• _Records from a collection of figures_

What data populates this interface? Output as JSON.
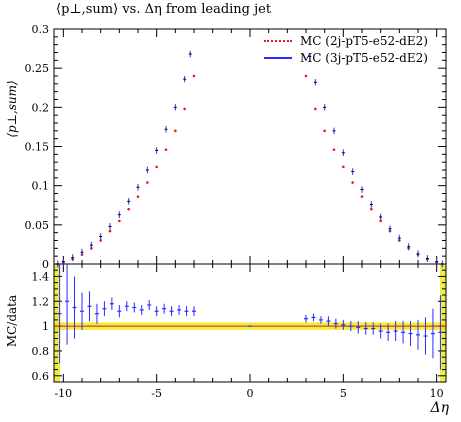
{
  "chart_data": [
    {
      "type": "scatter",
      "title": "⟨p⊥,sum⟩ vs. Δη from leading jet",
      "ylabel": "⟨p⊥,sum⟩",
      "xlabel": "",
      "xlim": [
        -10.5,
        10.5
      ],
      "ylim": [
        0,
        0.3
      ],
      "x_ticks": [
        -10,
        -5,
        0,
        5,
        10
      ],
      "y_ticks": [
        "0",
        "0.05",
        "0.1",
        "0.15",
        "0.2",
        "0.25",
        "0.3"
      ],
      "legend": {
        "placement": "top-right"
      },
      "series": [
        {
          "name": "MC (2j-pT5-e52-dE2)",
          "color": "#e41a1c",
          "style": "dotted",
          "x": [
            -10.3,
            -10.0,
            -9.5,
            -9.0,
            -8.5,
            -8.0,
            -7.5,
            -7.0,
            -6.5,
            -6.0,
            -5.5,
            -5.0,
            -4.5,
            -4.0,
            -3.5,
            -3.0,
            3.0,
            3.5,
            4.0,
            4.5,
            5.0,
            5.5,
            6.0,
            6.5,
            7.0,
            7.5,
            8.0,
            8.5,
            9.0,
            9.5,
            10.0,
            10.3
          ],
          "y": [
            0.0,
            0.002,
            0.006,
            0.012,
            0.02,
            0.03,
            0.042,
            0.055,
            0.07,
            0.086,
            0.104,
            0.124,
            0.146,
            0.17,
            0.198,
            0.24,
            0.24,
            0.198,
            0.17,
            0.146,
            0.124,
            0.104,
            0.086,
            0.07,
            0.055,
            0.042,
            0.03,
            0.02,
            0.012,
            0.006,
            0.002,
            0.0
          ]
        },
        {
          "name": "MC (3j-pT5-e52-dE2)",
          "color": "#2b2bff",
          "style": "errorbars",
          "x": [
            -10.3,
            -10.0,
            -9.5,
            -9.0,
            -8.5,
            -8.0,
            -7.5,
            -7.0,
            -6.5,
            -6.0,
            -5.5,
            -5.0,
            -4.5,
            -4.0,
            -3.5,
            -3.2,
            3.2,
            3.5,
            4.0,
            4.5,
            5.0,
            5.5,
            6.0,
            6.5,
            7.0,
            7.5,
            8.0,
            8.5,
            9.0,
            9.5,
            10.0,
            10.3
          ],
          "y": [
            0.0,
            0.003,
            0.008,
            0.015,
            0.024,
            0.035,
            0.048,
            0.063,
            0.08,
            0.098,
            0.12,
            0.145,
            0.172,
            0.2,
            0.236,
            0.268,
            0.265,
            0.232,
            0.2,
            0.17,
            0.142,
            0.118,
            0.095,
            0.076,
            0.06,
            0.045,
            0.033,
            0.022,
            0.013,
            0.007,
            0.003,
            0.0
          ]
        }
      ]
    },
    {
      "type": "line",
      "ylabel": "MC/data",
      "xlabel": "Δη",
      "xlim": [
        -10.5,
        10.5
      ],
      "ylim": [
        0.55,
        1.5
      ],
      "x_ticks": [
        "-10",
        "-5",
        "0",
        "5",
        "10"
      ],
      "y_ticks": [
        "0.6",
        "0.8",
        "1",
        "1.2",
        "1.4"
      ],
      "band_color": "#e8e800",
      "series": [
        {
          "name": "MC (2j-pT5-e52-dE2)",
          "color": "#e41a1c",
          "x": [
            -10.5,
            10.5
          ],
          "y": [
            1.0,
            1.0
          ]
        },
        {
          "name": "MC (3j-pT5-e52-dE2)",
          "color": "#2b2bff",
          "x": [
            -10.2,
            -9.8,
            -9.4,
            -9.0,
            -8.6,
            -8.2,
            -7.8,
            -7.4,
            -7.0,
            -6.6,
            -6.2,
            -5.8,
            -5.4,
            -5.0,
            -4.6,
            -4.2,
            -3.8,
            -3.4,
            -3.0,
            0.0,
            3.0,
            3.4,
            3.8,
            4.2,
            4.6,
            5.0,
            5.4,
            5.8,
            6.2,
            6.6,
            7.0,
            7.4,
            7.8,
            8.2,
            8.6,
            9.0,
            9.4,
            9.8,
            10.2
          ],
          "y": [
            1.1,
            1.2,
            1.15,
            1.12,
            1.16,
            1.1,
            1.14,
            1.18,
            1.12,
            1.16,
            1.15,
            1.13,
            1.17,
            1.12,
            1.14,
            1.12,
            1.13,
            1.12,
            1.12,
            1.0,
            1.06,
            1.07,
            1.05,
            1.04,
            1.02,
            1.01,
            1.0,
            0.99,
            0.98,
            0.98,
            0.96,
            0.95,
            0.96,
            0.95,
            0.94,
            0.93,
            0.92,
            0.94,
            0.95
          ],
          "err": [
            0.4,
            0.35,
            0.25,
            0.15,
            0.12,
            0.08,
            0.06,
            0.05,
            0.05,
            0.04,
            0.04,
            0.04,
            0.04,
            0.04,
            0.04,
            0.04,
            0.04,
            0.04,
            0.04,
            0.0,
            0.03,
            0.03,
            0.03,
            0.04,
            0.04,
            0.04,
            0.04,
            0.05,
            0.05,
            0.05,
            0.06,
            0.07,
            0.08,
            0.09,
            0.1,
            0.12,
            0.15,
            0.2,
            0.3
          ]
        }
      ]
    }
  ]
}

• _Exercise description_
Quote every record above exactly, leaving out the pictures.

• _The response_
What data populates this interface? Output as JSON.
{
  "chart_data": [
    {
      "type": "scatter",
      "title": "⟨p⊥,sum⟩ vs. Δη from leading jet",
      "ylabel": "⟨p⊥,sum⟩",
      "xlabel": "",
      "xlim": [
        -10.5,
        10.5
      ],
      "ylim": [
        0,
        0.3
      ],
      "x_ticks": [
        -10,
        -5,
        0,
        5,
        10
      ],
      "y_ticks": [
        "0",
        "0.05",
        "0.1",
        "0.15",
        "0.2",
        "0.25",
        "0.3"
      ],
      "legend": {
        "placement": "top-right"
      },
      "series": [
        {
          "name": "MC (2j-pT5-e52-dE2)",
          "color": "#e41a1c",
          "style": "dotted",
          "x": [
            -10.3,
            -10.0,
            -9.5,
            -9.0,
            -8.5,
            -8.0,
            -7.5,
            -7.0,
            -6.5,
            -6.0,
            -5.5,
            -5.0,
            -4.5,
            -4.0,
            -3.5,
            -3.0,
            3.0,
            3.5,
            4.0,
            4.5,
            5.0,
            5.5,
            6.0,
            6.5,
            7.0,
            7.5,
            8.0,
            8.5,
            9.0,
            9.5,
            10.0,
            10.3
          ],
          "y": [
            0.0,
            0.002,
            0.006,
            0.012,
            0.02,
            0.03,
            0.042,
            0.055,
            0.07,
            0.086,
            0.104,
            0.124,
            0.146,
            0.17,
            0.198,
            0.24,
            0.24,
            0.198,
            0.17,
            0.146,
            0.124,
            0.104,
            0.086,
            0.07,
            0.055,
            0.042,
            0.03,
            0.02,
            0.012,
            0.006,
            0.002,
            0.0
          ]
        },
        {
          "name": "MC (3j-pT5-e52-dE2)",
          "color": "#2b2bff",
          "style": "errorbars",
          "x": [
            -10.3,
            -10.0,
            -9.5,
            -9.0,
            -8.5,
            -8.0,
            -7.5,
            -7.0,
            -6.5,
            -6.0,
            -5.5,
            -5.0,
            -4.5,
            -4.0,
            -3.5,
            -3.2,
            3.2,
            3.5,
            4.0,
            4.5,
            5.0,
            5.5,
            6.0,
            6.5,
            7.0,
            7.5,
            8.0,
            8.5,
            9.0,
            9.5,
            10.0,
            10.3
          ],
          "y": [
            0.0,
            0.003,
            0.008,
            0.015,
            0.024,
            0.035,
            0.048,
            0.063,
            0.08,
            0.098,
            0.12,
            0.145,
            0.172,
            0.2,
            0.236,
            0.268,
            0.265,
            0.232,
            0.2,
            0.17,
            0.142,
            0.118,
            0.095,
            0.076,
            0.06,
            0.045,
            0.033,
            0.022,
            0.013,
            0.007,
            0.003,
            0.0
          ]
        }
      ]
    },
    {
      "type": "line",
      "ylabel": "MC/data",
      "xlabel": "Δη",
      "xlim": [
        -10.5,
        10.5
      ],
      "ylim": [
        0.55,
        1.5
      ],
      "x_ticks": [
        "-10",
        "-5",
        "0",
        "5",
        "10"
      ],
      "y_ticks": [
        "0.6",
        "0.8",
        "1",
        "1.2",
        "1.4"
      ],
      "band_color": "#e8e800",
      "series": [
        {
          "name": "MC (2j-pT5-e52-dE2)",
          "color": "#e41a1c",
          "x": [
            -10.5,
            10.5
          ],
          "y": [
            1.0,
            1.0
          ]
        },
        {
          "name": "MC (3j-pT5-e52-dE2)",
          "color": "#2b2bff",
          "x": [
            -10.2,
            -9.8,
            -9.4,
            -9.0,
            -8.6,
            -8.2,
            -7.8,
            -7.4,
            -7.0,
            -6.6,
            -6.2,
            -5.8,
            -5.4,
            -5.0,
            -4.6,
            -4.2,
            -3.8,
            -3.4,
            -3.0,
            0.0,
            3.0,
            3.4,
            3.8,
            4.2,
            4.6,
            5.0,
            5.4,
            5.8,
            6.2,
            6.6,
            7.0,
            7.4,
            7.8,
            8.2,
            8.6,
            9.0,
            9.4,
            9.8,
            10.2
          ],
          "y": [
            1.1,
            1.2,
            1.15,
            1.12,
            1.16,
            1.1,
            1.14,
            1.18,
            1.12,
            1.16,
            1.15,
            1.13,
            1.17,
            1.12,
            1.14,
            1.12,
            1.13,
            1.12,
            1.12,
            1.0,
            1.06,
            1.07,
            1.05,
            1.04,
            1.02,
            1.01,
            1.0,
            0.99,
            0.98,
            0.98,
            0.96,
            0.95,
            0.96,
            0.95,
            0.94,
            0.93,
            0.92,
            0.94,
            0.95
          ],
          "err": [
            0.4,
            0.35,
            0.25,
            0.15,
            0.12,
            0.08,
            0.06,
            0.05,
            0.05,
            0.04,
            0.04,
            0.04,
            0.04,
            0.04,
            0.04,
            0.04,
            0.04,
            0.04,
            0.04,
            0.0,
            0.03,
            0.03,
            0.03,
            0.04,
            0.04,
            0.04,
            0.04,
            0.05,
            0.05,
            0.05,
            0.06,
            0.07,
            0.08,
            0.09,
            0.1,
            0.12,
            0.15,
            0.2,
            0.3
          ]
        }
      ]
    }
  ]
}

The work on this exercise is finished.